Instruction: From the entries that follow, list every line in which the string "revenir" appears.
[Start Data]
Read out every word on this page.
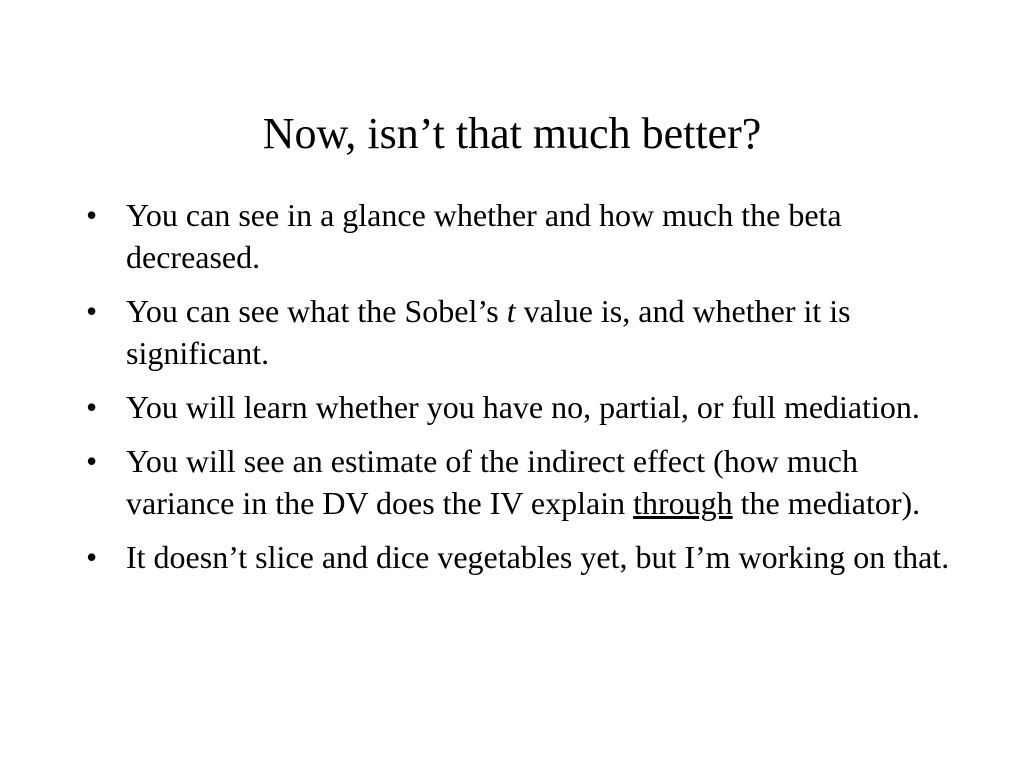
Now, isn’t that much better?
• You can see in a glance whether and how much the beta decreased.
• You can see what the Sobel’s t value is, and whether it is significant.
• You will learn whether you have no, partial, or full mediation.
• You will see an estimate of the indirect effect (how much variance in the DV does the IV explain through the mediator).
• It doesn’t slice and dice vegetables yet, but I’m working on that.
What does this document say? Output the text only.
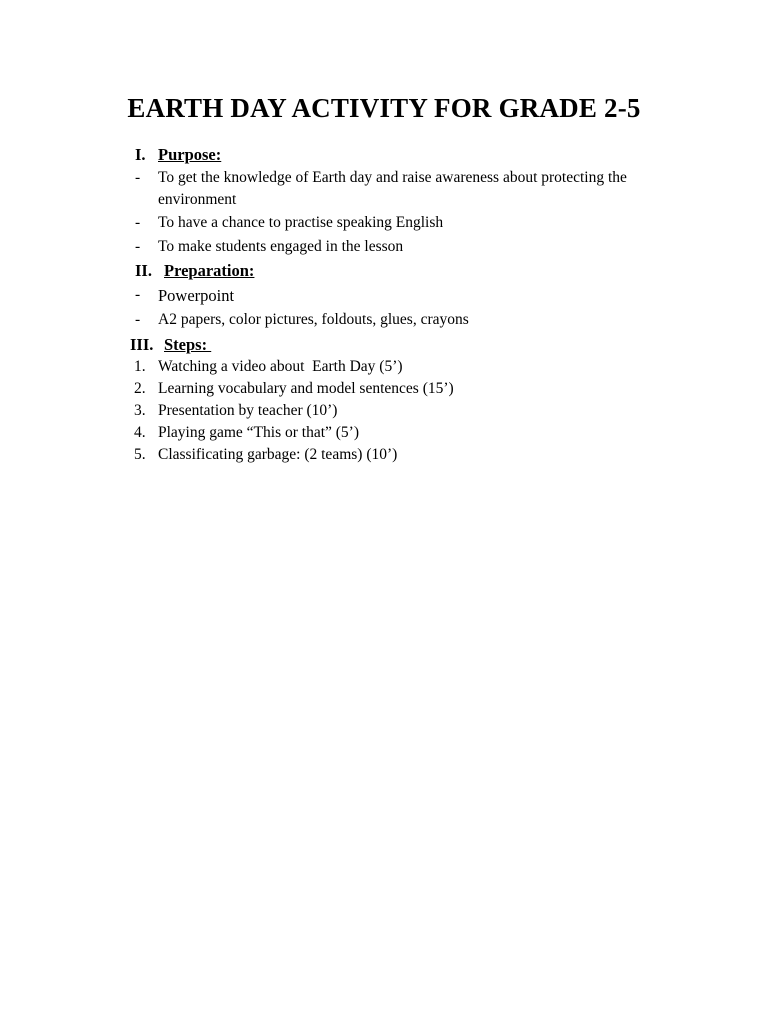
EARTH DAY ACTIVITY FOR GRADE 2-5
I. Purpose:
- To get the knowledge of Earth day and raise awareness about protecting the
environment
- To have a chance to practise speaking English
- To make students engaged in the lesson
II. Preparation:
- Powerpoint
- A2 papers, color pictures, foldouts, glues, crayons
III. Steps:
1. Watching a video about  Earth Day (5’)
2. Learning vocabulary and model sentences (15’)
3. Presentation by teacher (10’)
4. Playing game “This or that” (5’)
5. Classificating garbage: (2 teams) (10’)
[End Data]
[Start Data]
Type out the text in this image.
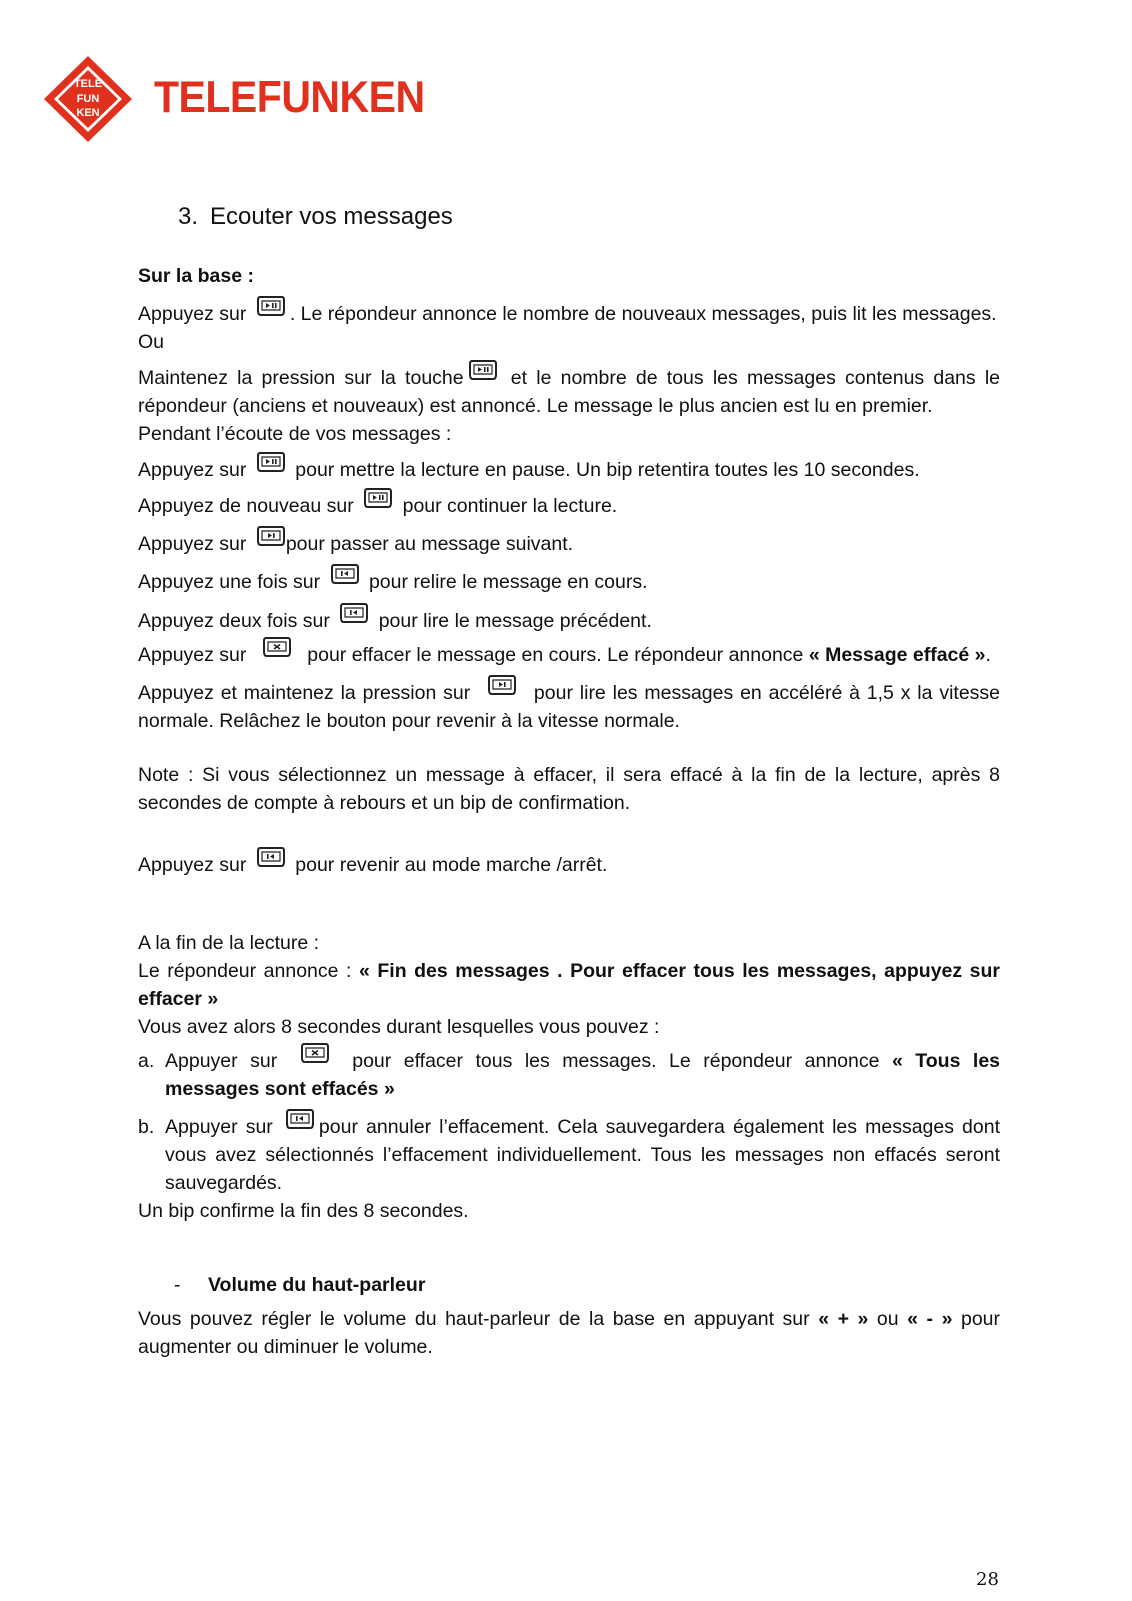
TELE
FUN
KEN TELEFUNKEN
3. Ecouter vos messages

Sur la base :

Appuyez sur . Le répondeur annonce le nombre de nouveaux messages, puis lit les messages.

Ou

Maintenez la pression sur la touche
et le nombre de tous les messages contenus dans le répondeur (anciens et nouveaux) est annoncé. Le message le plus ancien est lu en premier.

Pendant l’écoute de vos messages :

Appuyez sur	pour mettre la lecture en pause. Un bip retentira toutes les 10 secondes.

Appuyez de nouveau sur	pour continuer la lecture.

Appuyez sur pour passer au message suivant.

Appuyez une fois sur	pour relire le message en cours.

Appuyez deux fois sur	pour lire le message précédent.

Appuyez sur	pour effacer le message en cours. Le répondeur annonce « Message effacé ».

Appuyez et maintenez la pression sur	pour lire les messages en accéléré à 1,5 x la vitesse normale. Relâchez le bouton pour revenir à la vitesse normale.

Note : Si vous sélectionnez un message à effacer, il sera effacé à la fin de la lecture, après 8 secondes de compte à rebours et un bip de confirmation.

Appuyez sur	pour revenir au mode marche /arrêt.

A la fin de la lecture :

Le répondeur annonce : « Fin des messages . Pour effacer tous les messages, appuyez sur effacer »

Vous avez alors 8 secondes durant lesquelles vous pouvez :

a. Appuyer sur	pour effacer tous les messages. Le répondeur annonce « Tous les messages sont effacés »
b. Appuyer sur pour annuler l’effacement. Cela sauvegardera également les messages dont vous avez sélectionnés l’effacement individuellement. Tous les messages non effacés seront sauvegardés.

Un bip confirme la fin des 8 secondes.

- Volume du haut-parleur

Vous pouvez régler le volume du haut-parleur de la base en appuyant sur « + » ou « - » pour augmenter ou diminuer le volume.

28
[End Data]
[Start Data]
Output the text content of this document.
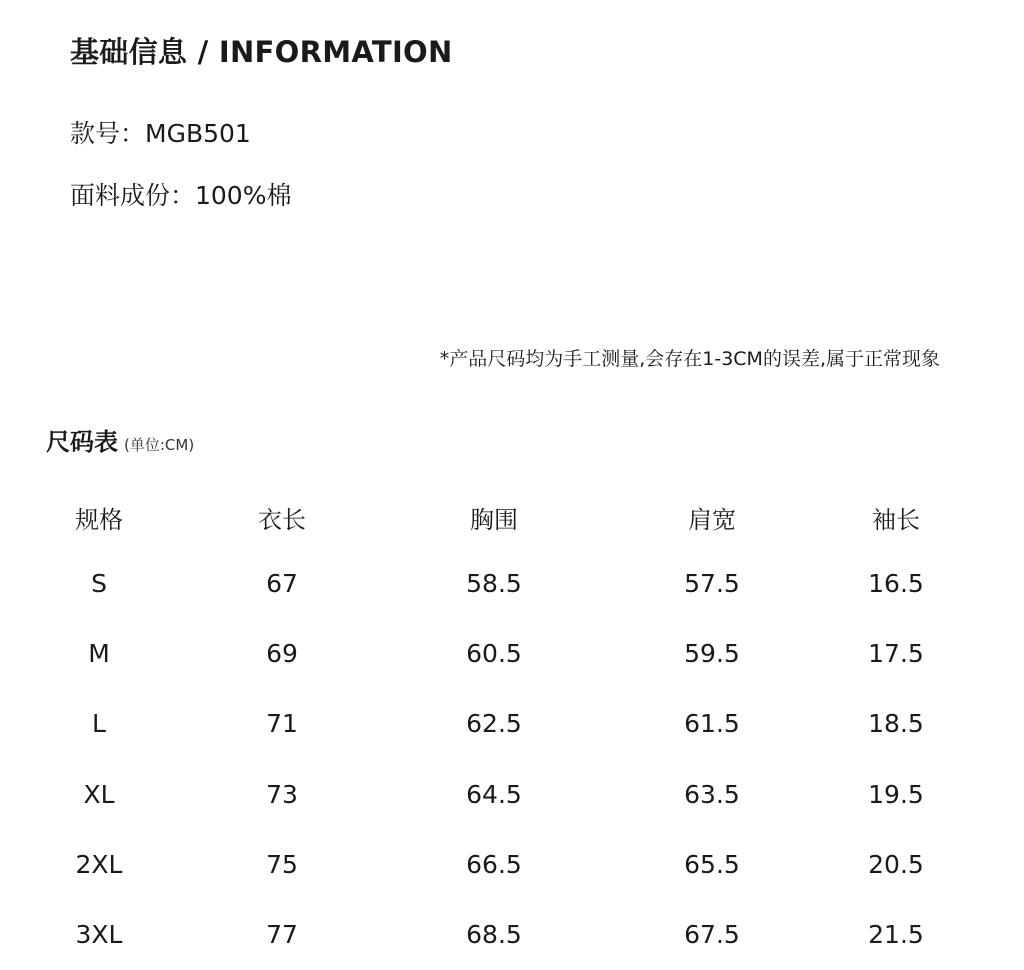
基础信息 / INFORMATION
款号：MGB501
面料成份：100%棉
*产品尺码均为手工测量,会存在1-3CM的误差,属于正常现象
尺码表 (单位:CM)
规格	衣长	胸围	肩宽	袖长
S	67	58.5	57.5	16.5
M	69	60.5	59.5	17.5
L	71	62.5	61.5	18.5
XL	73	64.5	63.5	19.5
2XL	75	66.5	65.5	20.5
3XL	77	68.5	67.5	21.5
[End Data]
The output:
Appuyez et maintenez la pression sur	pour lire les messages en accéléré à 1,5 x la vitesse normale. Relâchez le bouton pour revenir à la vitesse normale.
Appuyez sur	pour revenir au mode marche /arrêt.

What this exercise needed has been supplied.